CONSIGNE 1: Recopiez fidèlement, dans le passage extrait ci-dessous, tout ce qui va de « Oui, ils sont » jusqu'à « bobine du film. ».

SUCCESS, l'organisation qui aide les nouveaux immigrants à s'installer au Canada, fait une collecte de fonds chaque année autour du Nouvel an chinois et fait venir des vedettes très connues d'Asie pour donner des spectacles. On récolte des millions de dollars chaque année. Le nom d'Edison ajouterait de la valeur à ce spectacle, parce que les gens le connaissent. Les gens le réclament à corps et à cris. Les gens le poursuivent dans la rue. Il doit porter des lunettes de soleil foncées partout où il va, simplement pour cela.
Oui, ils sont tous très connus dans leurs propres communautés ici au Canada, et pas seulement au Canada, mais également au Royaume-Uni et aux États-Unis.
J'espère que cela répond à votre question.
M. Neil Campbell: Eh bien, Marc, vous avez encore posé une question agréable. Est-ce que je donnerais plus de temps de projection à des bandes-annonces? Plus un film va avoir du succès, plus je veux m'assurer que les bandes-annonces passent à l'écran, mais je n'ai qu'un temps limité avant chaque film pour programmer ces bandes-annonces. L'astuce serait de trouver les bonnes bandes-annonces au début de la bobine du film.

DONNÉES FOURNIES:
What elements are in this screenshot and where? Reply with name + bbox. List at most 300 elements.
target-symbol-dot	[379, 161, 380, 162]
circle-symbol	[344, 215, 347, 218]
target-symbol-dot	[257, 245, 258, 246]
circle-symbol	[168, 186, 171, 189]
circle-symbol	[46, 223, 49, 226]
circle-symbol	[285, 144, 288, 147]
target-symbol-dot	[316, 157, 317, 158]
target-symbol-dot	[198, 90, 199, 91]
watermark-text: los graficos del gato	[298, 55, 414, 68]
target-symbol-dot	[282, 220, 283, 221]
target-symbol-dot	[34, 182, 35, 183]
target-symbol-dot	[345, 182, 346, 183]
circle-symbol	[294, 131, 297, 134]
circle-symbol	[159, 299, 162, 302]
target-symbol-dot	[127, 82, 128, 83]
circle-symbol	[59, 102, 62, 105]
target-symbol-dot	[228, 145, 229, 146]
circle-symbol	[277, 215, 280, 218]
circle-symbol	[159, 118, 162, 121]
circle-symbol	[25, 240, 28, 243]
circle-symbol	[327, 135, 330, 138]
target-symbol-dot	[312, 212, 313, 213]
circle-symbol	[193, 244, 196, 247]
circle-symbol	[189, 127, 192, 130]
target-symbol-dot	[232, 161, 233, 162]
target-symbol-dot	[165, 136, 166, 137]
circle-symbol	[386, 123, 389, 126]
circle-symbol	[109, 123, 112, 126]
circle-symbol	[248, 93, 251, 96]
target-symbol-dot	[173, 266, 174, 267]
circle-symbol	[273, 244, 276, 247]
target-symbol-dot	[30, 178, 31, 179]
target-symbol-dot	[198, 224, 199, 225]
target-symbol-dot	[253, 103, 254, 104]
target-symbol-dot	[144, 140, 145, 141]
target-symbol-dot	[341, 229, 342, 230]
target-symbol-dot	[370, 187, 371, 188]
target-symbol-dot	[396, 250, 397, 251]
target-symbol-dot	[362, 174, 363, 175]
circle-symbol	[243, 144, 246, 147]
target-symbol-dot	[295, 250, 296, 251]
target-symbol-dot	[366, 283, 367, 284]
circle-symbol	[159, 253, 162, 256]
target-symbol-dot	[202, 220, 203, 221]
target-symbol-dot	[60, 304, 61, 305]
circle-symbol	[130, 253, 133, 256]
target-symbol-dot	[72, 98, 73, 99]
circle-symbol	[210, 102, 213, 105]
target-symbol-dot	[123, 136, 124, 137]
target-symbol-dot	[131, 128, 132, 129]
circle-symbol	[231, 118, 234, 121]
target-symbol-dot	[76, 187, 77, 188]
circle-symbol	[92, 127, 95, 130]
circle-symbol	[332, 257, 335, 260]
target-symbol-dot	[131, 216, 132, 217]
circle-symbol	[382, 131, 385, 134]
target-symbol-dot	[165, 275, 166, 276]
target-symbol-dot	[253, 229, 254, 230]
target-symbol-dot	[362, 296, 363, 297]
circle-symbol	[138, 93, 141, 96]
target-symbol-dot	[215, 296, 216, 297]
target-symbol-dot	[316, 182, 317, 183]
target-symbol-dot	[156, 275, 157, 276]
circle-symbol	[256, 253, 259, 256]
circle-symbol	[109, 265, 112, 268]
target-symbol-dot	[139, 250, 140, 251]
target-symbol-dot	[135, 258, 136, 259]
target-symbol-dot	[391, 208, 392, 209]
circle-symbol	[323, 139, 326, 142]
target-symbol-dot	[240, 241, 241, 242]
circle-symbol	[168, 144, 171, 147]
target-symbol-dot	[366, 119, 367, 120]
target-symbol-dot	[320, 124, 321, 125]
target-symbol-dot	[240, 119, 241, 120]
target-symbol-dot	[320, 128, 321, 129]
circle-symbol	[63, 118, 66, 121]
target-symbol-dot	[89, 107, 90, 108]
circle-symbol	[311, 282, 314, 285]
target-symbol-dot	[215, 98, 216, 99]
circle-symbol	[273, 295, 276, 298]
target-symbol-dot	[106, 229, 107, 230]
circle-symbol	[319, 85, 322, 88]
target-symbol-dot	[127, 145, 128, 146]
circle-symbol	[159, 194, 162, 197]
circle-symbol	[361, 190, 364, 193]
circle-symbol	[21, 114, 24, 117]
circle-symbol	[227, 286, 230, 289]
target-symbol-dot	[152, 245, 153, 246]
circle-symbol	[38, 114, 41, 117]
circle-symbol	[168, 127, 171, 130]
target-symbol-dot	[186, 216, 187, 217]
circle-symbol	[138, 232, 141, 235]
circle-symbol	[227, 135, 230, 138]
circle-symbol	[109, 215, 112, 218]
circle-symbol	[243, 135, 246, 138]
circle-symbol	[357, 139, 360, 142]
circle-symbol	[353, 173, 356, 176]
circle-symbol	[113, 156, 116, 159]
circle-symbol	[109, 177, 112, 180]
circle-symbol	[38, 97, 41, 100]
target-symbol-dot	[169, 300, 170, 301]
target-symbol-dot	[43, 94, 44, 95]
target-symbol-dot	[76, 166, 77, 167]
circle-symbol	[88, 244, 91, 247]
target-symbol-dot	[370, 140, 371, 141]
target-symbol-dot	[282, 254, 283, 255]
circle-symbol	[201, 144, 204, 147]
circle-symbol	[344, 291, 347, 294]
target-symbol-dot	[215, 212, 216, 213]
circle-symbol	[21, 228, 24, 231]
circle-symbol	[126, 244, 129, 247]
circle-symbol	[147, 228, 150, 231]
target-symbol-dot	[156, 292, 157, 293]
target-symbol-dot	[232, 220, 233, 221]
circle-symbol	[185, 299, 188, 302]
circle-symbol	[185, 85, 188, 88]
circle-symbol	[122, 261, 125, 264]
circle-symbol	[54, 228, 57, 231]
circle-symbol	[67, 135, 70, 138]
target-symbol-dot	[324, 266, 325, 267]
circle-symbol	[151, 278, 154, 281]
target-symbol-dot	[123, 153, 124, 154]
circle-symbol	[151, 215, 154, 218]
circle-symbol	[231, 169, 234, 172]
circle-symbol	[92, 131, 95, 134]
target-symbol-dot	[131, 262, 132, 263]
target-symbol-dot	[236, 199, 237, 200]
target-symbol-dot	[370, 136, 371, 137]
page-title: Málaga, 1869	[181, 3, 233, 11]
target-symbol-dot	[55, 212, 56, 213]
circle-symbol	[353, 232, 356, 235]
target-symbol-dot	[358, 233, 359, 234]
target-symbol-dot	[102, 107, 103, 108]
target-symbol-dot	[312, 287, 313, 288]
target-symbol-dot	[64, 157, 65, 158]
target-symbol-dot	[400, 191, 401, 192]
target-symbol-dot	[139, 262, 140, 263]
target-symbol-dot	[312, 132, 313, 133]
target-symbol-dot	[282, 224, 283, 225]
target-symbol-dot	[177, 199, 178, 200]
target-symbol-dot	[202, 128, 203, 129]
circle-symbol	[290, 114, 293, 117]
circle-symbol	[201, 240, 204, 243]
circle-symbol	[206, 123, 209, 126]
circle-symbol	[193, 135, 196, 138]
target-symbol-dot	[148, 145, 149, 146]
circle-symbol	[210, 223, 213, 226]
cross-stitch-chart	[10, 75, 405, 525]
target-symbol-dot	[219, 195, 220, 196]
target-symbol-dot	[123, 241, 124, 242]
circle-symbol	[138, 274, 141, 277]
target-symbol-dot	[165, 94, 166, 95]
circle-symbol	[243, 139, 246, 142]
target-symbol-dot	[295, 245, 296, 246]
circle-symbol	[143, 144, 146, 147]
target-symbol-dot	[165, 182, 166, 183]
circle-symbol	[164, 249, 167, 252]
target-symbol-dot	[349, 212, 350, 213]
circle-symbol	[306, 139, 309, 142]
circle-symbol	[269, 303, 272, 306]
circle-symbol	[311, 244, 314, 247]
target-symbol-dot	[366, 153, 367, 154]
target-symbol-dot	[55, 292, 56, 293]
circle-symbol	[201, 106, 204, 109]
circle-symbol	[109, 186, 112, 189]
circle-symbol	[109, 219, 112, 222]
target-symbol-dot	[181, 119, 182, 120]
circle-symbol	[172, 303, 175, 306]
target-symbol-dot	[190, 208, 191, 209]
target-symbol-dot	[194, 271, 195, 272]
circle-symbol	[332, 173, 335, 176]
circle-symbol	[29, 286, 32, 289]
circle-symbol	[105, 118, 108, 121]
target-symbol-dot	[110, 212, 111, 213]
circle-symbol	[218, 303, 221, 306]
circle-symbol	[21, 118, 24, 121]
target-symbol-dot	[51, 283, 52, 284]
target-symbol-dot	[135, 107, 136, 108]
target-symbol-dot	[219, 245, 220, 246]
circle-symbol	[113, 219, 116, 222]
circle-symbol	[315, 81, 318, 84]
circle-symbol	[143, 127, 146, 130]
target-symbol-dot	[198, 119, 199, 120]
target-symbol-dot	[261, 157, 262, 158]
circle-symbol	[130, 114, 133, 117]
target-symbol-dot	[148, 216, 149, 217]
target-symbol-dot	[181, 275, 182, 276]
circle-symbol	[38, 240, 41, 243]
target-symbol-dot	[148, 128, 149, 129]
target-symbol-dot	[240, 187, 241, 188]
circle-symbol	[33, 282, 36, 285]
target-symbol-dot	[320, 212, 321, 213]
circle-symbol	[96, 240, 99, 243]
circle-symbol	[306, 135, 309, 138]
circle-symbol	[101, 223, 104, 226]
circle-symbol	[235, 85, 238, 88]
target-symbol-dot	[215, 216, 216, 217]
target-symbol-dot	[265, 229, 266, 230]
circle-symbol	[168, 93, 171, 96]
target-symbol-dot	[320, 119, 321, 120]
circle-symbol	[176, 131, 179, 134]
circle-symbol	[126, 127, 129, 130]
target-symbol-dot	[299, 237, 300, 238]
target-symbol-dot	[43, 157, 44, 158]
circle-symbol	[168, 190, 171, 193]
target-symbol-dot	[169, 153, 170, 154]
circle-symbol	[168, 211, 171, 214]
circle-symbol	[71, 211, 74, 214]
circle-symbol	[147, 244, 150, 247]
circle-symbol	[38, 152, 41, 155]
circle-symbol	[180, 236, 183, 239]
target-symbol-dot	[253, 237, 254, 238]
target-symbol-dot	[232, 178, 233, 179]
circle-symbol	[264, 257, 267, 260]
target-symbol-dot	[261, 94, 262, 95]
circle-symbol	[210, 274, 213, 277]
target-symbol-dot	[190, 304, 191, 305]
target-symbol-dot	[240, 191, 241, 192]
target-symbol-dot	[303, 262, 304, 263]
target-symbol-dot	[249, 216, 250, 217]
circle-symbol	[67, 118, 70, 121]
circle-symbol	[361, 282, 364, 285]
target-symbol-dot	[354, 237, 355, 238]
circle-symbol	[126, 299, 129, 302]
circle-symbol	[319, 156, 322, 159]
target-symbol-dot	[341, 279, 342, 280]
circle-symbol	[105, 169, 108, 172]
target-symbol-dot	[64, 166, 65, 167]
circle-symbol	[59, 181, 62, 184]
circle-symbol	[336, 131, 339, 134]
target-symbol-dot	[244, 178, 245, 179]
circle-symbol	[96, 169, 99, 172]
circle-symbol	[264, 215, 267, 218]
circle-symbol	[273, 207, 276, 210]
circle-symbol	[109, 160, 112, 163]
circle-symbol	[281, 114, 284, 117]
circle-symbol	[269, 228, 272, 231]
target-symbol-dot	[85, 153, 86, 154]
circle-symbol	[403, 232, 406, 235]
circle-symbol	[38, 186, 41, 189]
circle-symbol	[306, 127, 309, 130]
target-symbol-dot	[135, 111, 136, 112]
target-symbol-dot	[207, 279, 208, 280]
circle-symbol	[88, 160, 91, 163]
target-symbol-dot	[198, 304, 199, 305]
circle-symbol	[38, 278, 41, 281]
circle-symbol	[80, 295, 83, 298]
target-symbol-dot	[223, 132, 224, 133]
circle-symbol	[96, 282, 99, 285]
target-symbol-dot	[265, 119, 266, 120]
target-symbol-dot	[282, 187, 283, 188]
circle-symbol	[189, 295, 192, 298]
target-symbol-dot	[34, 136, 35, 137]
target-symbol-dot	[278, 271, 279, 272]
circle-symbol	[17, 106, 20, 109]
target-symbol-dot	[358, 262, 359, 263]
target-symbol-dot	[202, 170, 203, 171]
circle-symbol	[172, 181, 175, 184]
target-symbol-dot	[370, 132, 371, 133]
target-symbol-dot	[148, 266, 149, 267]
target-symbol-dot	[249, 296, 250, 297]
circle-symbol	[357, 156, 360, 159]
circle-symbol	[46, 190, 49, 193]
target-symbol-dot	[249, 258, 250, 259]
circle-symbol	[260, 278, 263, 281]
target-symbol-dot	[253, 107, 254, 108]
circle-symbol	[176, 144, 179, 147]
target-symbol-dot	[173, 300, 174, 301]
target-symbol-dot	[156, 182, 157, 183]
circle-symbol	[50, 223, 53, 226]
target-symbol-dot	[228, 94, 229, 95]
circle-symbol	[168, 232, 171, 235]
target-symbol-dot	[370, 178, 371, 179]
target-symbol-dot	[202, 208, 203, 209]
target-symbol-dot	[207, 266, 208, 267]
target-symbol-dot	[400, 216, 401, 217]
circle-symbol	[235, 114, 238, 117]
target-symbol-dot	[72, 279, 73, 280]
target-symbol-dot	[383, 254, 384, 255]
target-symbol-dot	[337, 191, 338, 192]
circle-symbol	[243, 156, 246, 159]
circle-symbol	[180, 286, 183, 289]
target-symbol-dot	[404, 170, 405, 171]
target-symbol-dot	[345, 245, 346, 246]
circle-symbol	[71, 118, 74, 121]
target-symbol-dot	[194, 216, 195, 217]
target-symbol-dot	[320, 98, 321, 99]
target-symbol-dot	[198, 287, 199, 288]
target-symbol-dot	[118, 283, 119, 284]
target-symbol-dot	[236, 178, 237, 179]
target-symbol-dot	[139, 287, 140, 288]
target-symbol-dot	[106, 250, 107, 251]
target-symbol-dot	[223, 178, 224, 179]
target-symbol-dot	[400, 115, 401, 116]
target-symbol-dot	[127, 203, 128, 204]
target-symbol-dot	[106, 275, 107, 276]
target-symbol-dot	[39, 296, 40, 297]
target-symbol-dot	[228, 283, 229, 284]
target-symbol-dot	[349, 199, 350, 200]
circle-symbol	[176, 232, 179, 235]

CONSIGNE 2: Reproduisez à l'identique tout ce qui figure dans les entrées ci-dessus, depuis leur tout début jusqu'à la ligne contenant « 299, 162, 302] », celle-ci comprise.

RÉSULTAT 1:
Oui, ils sont tous très connus dans leurs propres communautés ici au Canada, et pas seulement au Canada, mais également au Royaume-Uni et aux États-Unis.
J'espère que cela répond à votre question.
M. Neil Campbell: Eh bien, Marc, vous avez encore posé une question agréable. Est-ce que je donnerais plus de temps de projection à des bandes-annonces? Plus un film va avoir du succès, plus je veux m'assurer que les bandes-annonces passent à l'écran, mais je n'ai qu'un temps limité avant chaque film pour programmer ces bandes-annonces. L'astuce serait de trouver les bonnes bandes-annonces au début de la bobine du film.

RÉSULTAT 2:
What elements are in this screenshot and where? Reply with name + bbox. List at most 300 elements.
target-symbol-dot	[379, 161, 380, 162]
circle-symbol	[344, 215, 347, 218]
target-symbol-dot	[257, 245, 258, 246]
circle-symbol	[168, 186, 171, 189]
circle-symbol	[46, 223, 49, 226]
circle-symbol	[285, 144, 288, 147]
target-symbol-dot	[316, 157, 317, 158]
target-symbol-dot	[198, 90, 199, 91]
watermark-text: los graficos del gato	[298, 55, 414, 68]
target-symbol-dot	[282, 220, 283, 221]
target-symbol-dot	[34, 182, 35, 183]
target-symbol-dot	[345, 182, 346, 183]
circle-symbol	[294, 131, 297, 134]
circle-symbol	[159, 299, 162, 302]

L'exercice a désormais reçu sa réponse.